◆ TASK OBJECTIVE ◆
Find each line holding "Core" and copy it out.

◆ MATERIAL PROVIDED ◆
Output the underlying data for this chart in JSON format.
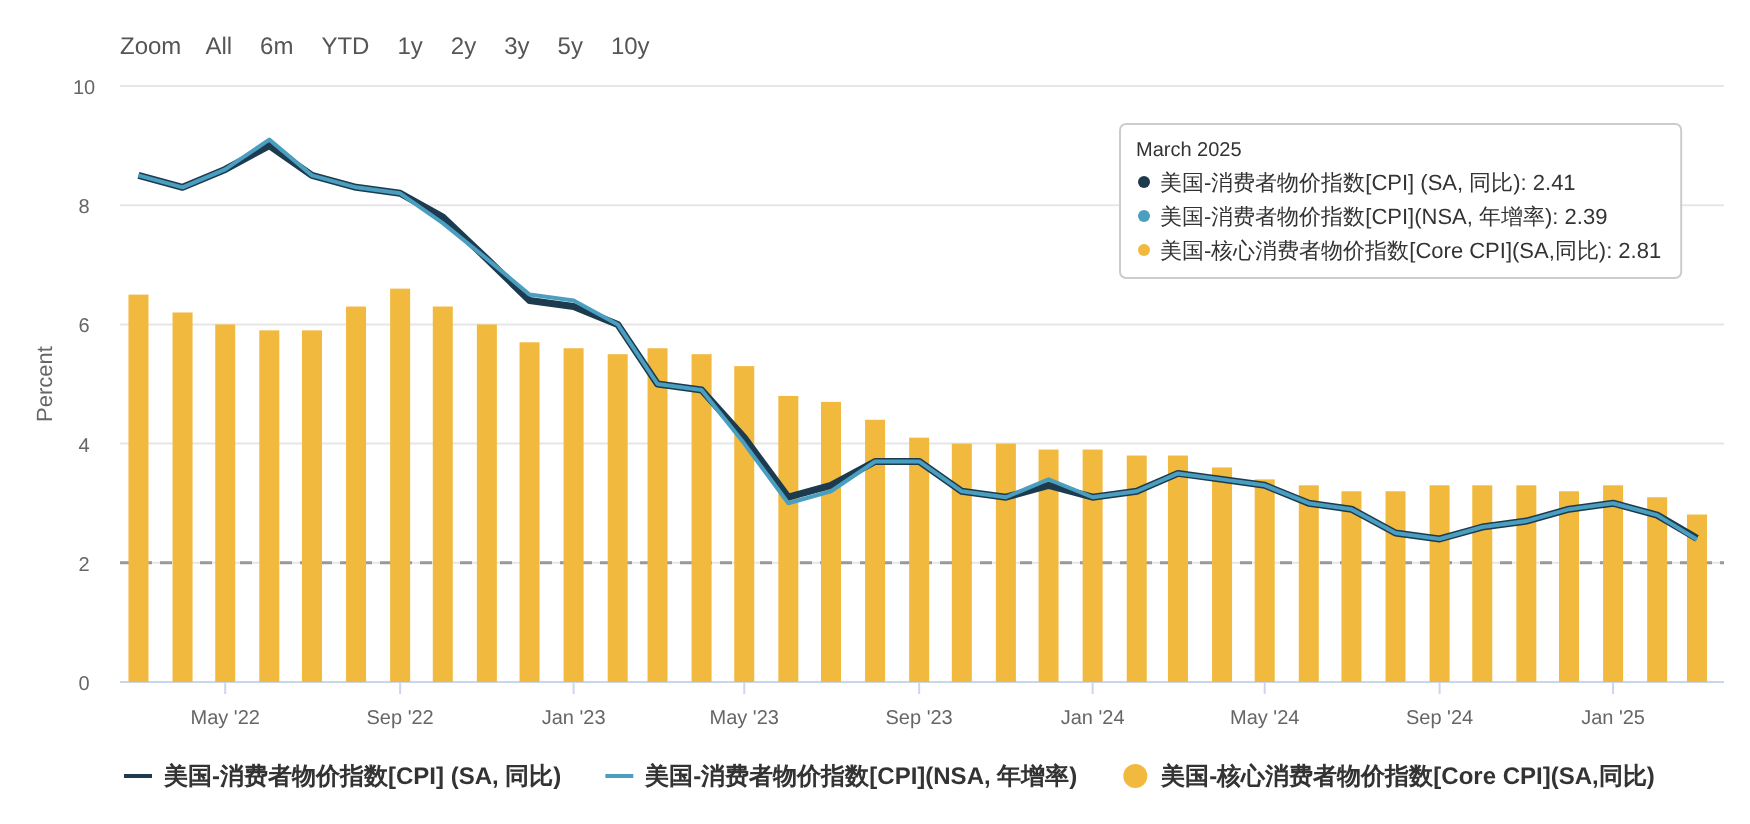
{
  "chart_data": {
    "type": "bar",
    "ylabel": "Percent",
    "ylim": [
      0,
      10
    ],
    "yticks": [
      0,
      2,
      4,
      6,
      8,
      10
    ],
    "xlim": [
      "2022-02-16",
      "2025-03-20"
    ],
    "xticks": [
      {
        "value": "2022-05",
        "label": "May '22"
      },
      {
        "value": "2022-09",
        "label": "Sep '22"
      },
      {
        "value": "2023-01",
        "label": "Jan '23"
      },
      {
        "value": "2023-05",
        "label": "May '23"
      },
      {
        "value": "2023-09",
        "label": "Sep '23"
      },
      {
        "value": "2024-01",
        "label": "Jan '24"
      },
      {
        "value": "2024-05",
        "label": "May '24"
      },
      {
        "value": "2024-09",
        "label": "Sep '24"
      },
      {
        "value": "2025-01",
        "label": "Jan '25"
      }
    ],
    "x": [
      "2022-03",
      "2022-04",
      "2022-05",
      "2022-06",
      "2022-07",
      "2022-08",
      "2022-09",
      "2022-10",
      "2022-11",
      "2022-12",
      "2023-01",
      "2023-02",
      "2023-03",
      "2023-04",
      "2023-05",
      "2023-06",
      "2023-07",
      "2023-08",
      "2023-09",
      "2023-10",
      "2023-11",
      "2023-12",
      "2024-01",
      "2024-02",
      "2024-03",
      "2024-04",
      "2024-05",
      "2024-06",
      "2024-07",
      "2024-08",
      "2024-09",
      "2024-10",
      "2024-11",
      "2024-12",
      "2025-01",
      "2025-02",
      "2025-03"
    ],
    "series": [
      {
        "name": "美国-消费者物价指数[CPI] (SA, 同比)",
        "type": "line",
        "color": "#1d3b4f",
        "values": [
          8.5,
          8.3,
          8.6,
          9.0,
          8.5,
          8.3,
          8.2,
          7.8,
          7.1,
          6.4,
          6.3,
          6.0,
          5.0,
          4.9,
          4.1,
          3.1,
          3.3,
          3.7,
          3.7,
          3.2,
          3.1,
          3.3,
          3.1,
          3.2,
          3.5,
          3.4,
          3.3,
          3.0,
          2.9,
          2.5,
          2.4,
          2.6,
          2.7,
          2.9,
          3.0,
          2.8,
          2.41
        ]
      },
      {
        "name": "美国-消费者物价指数[CPI](NSA, 年增率)",
        "type": "line",
        "color": "#4a9fc1",
        "values": [
          8.5,
          8.3,
          8.6,
          9.1,
          8.5,
          8.3,
          8.2,
          7.7,
          7.1,
          6.5,
          6.4,
          6.0,
          5.0,
          4.9,
          4.0,
          3.0,
          3.2,
          3.7,
          3.7,
          3.2,
          3.1,
          3.4,
          3.1,
          3.2,
          3.5,
          3.4,
          3.3,
          3.0,
          2.9,
          2.5,
          2.4,
          2.6,
          2.7,
          2.9,
          3.0,
          2.8,
          2.39
        ]
      },
      {
        "name": "美国-核心消费者物价指数[Core CPI](SA,同比)",
        "color": "#f2b93f",
        "values": [
          6.5,
          6.2,
          6.0,
          5.9,
          5.9,
          6.3,
          6.6,
          6.3,
          6.0,
          5.7,
          5.6,
          5.5,
          5.6,
          5.5,
          5.3,
          4.8,
          4.7,
          4.4,
          4.1,
          4.0,
          4.0,
          3.9,
          3.9,
          3.8,
          3.8,
          3.6,
          3.4,
          3.3,
          3.2,
          3.2,
          3.3,
          3.3,
          3.3,
          3.2,
          3.3,
          3.1,
          2.81
        ]
      }
    ],
    "ref_lines": [
      {
        "axis": "y",
        "value": 2,
        "color": "#999999",
        "line_style": "dashed"
      }
    ],
    "grid": "y",
    "legend": "bottom",
    "annotations": [
      "Zoom",
      "All",
      "6m",
      "YTD",
      "1y",
      "2y",
      "3y",
      "5y",
      "10y",
      "March 2025",
      "美国-消费者物价指数[CPI] (SA, 同比): 2.41",
      "美国-消费者物价指数[CPI](NSA, 年增率): 2.39",
      "美国-核心消费者物价指数[Core CPI](SA,同比): 2.81"
    ]
  }
}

◆ RESPONSE TO THE TASK ◆
        "name": "美国-核心消费者物价指数[Core CPI](SA,同比)",
      "美国-核心消费者物价指数[Core CPI](SA,同比): 2.81"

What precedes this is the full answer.